start

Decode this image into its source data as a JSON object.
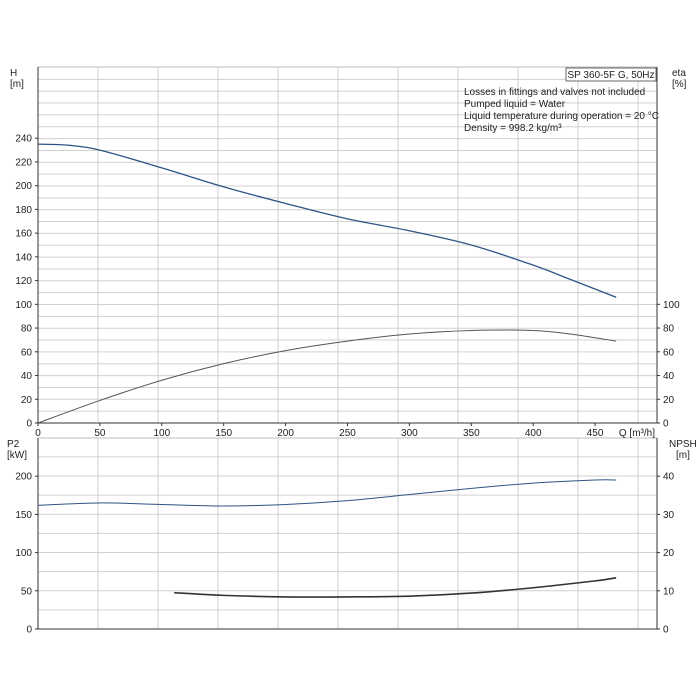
{
  "chart_data": [
    {
      "type": "line",
      "title": "SP 360-5F G, 50Hz",
      "notes": [
        "Losses in fittings and valves not included",
        "Pumped liquid = Water",
        "Liquid temperature during operation = 20 °C",
        "Density = 998.2 kg/m³"
      ],
      "xlabel": "Q [m³/h]",
      "y_left_label": [
        "H",
        "[m]"
      ],
      "y_right_label": [
        "eta",
        "[%]"
      ],
      "xlim": [
        0,
        500
      ],
      "x_ticks": [
        0,
        50,
        100,
        150,
        200,
        250,
        300,
        350,
        400,
        450
      ],
      "ylim_left": [
        0,
        300
      ],
      "y_left_ticks": [
        0,
        20,
        40,
        60,
        80,
        100,
        120,
        140,
        160,
        180,
        200,
        220,
        240
      ],
      "ylim_right": [
        0,
        300
      ],
      "y_right_ticks": [
        0,
        20,
        40,
        60,
        80,
        100
      ],
      "grid": true,
      "series": [
        {
          "axis": "left",
          "color": "#2f5486",
          "x": [
            0,
            25,
            50,
            100,
            150,
            200,
            250,
            300,
            350,
            400,
            430,
            467
          ],
          "y": [
            235,
            234,
            230,
            215,
            199,
            185,
            172,
            162,
            150,
            133,
            121,
            106
          ]
        },
        {
          "axis": "right",
          "color": "#555555",
          "x": [
            0,
            50,
            100,
            150,
            200,
            250,
            300,
            350,
            400,
            430,
            467
          ],
          "y": [
            0,
            19,
            36,
            50,
            61,
            69,
            75,
            78,
            78,
            75,
            69
          ]
        }
      ]
    },
    {
      "type": "line",
      "y_left_label": [
        "P2",
        "[kW]"
      ],
      "y_right_label": [
        "NPSH",
        "[m]"
      ],
      "xlim": [
        0,
        500
      ],
      "ylim_left": [
        0,
        250
      ],
      "y_left_ticks": [
        0,
        50,
        100,
        150,
        200
      ],
      "ylim_right": [
        0,
        50
      ],
      "y_right_ticks": [
        0,
        10,
        20,
        30,
        40
      ],
      "grid": true,
      "series": [
        {
          "axis": "left",
          "color": "#2f5486",
          "x": [
            0,
            50,
            100,
            150,
            200,
            250,
            300,
            350,
            400,
            450,
            467
          ],
          "y": [
            162,
            165,
            163,
            161,
            163,
            168,
            176,
            184,
            191,
            195,
            195
          ]
        },
        {
          "axis": "right",
          "color": "#333333",
          "x": [
            110,
            150,
            200,
            250,
            300,
            350,
            400,
            450,
            467
          ],
          "y": [
            9.5,
            8.8,
            8.4,
            8.4,
            8.6,
            9.4,
            10.8,
            12.6,
            13.4
          ]
        }
      ]
    }
  ]
}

end

- Aim
Write out the material above once more, exactly as it reads, with no pictures.

- Finished exercise
Decode this image into its source data as a JSON object.
{
  "chart_data": [
    {
      "type": "line",
      "title": "SP 360-5F G, 50Hz",
      "notes": [
        "Losses in fittings and valves not included",
        "Pumped liquid = Water",
        "Liquid temperature during operation = 20 °C",
        "Density = 998.2 kg/m³"
      ],
      "xlabel": "Q [m³/h]",
      "y_left_label": [
        "H",
        "[m]"
      ],
      "y_right_label": [
        "eta",
        "[%]"
      ],
      "xlim": [
        0,
        500
      ],
      "x_ticks": [
        0,
        50,
        100,
        150,
        200,
        250,
        300,
        350,
        400,
        450
      ],
      "ylim_left": [
        0,
        300
      ],
      "y_left_ticks": [
        0,
        20,
        40,
        60,
        80,
        100,
        120,
        140,
        160,
        180,
        200,
        220,
        240
      ],
      "ylim_right": [
        0,
        300
      ],
      "y_right_ticks": [
        0,
        20,
        40,
        60,
        80,
        100
      ],
      "grid": true,
      "series": [
        {
          "axis": "left",
          "color": "#2f5486",
          "x": [
            0,
            25,
            50,
            100,
            150,
            200,
            250,
            300,
            350,
            400,
            430,
            467
          ],
          "y": [
            235,
            234,
            230,
            215,
            199,
            185,
            172,
            162,
            150,
            133,
            121,
            106
          ]
        },
        {
          "axis": "right",
          "color": "#555555",
          "x": [
            0,
            50,
            100,
            150,
            200,
            250,
            300,
            350,
            400,
            430,
            467
          ],
          "y": [
            0,
            19,
            36,
            50,
            61,
            69,
            75,
            78,
            78,
            75,
            69
          ]
        }
      ]
    },
    {
      "type": "line",
      "y_left_label": [
        "P2",
        "[kW]"
      ],
      "y_right_label": [
        "NPSH",
        "[m]"
      ],
      "xlim": [
        0,
        500
      ],
      "ylim_left": [
        0,
        250
      ],
      "y_left_ticks": [
        0,
        50,
        100,
        150,
        200
      ],
      "ylim_right": [
        0,
        50
      ],
      "y_right_ticks": [
        0,
        10,
        20,
        30,
        40
      ],
      "grid": true,
      "series": [
        {
          "axis": "left",
          "color": "#2f5486",
          "x": [
            0,
            50,
            100,
            150,
            200,
            250,
            300,
            350,
            400,
            450,
            467
          ],
          "y": [
            162,
            165,
            163,
            161,
            163,
            168,
            176,
            184,
            191,
            195,
            195
          ]
        },
        {
          "axis": "right",
          "color": "#333333",
          "x": [
            110,
            150,
            200,
            250,
            300,
            350,
            400,
            450,
            467
          ],
          "y": [
            9.5,
            8.8,
            8.4,
            8.4,
            8.6,
            9.4,
            10.8,
            12.6,
            13.4
          ]
        }
      ]
    }
  ]
}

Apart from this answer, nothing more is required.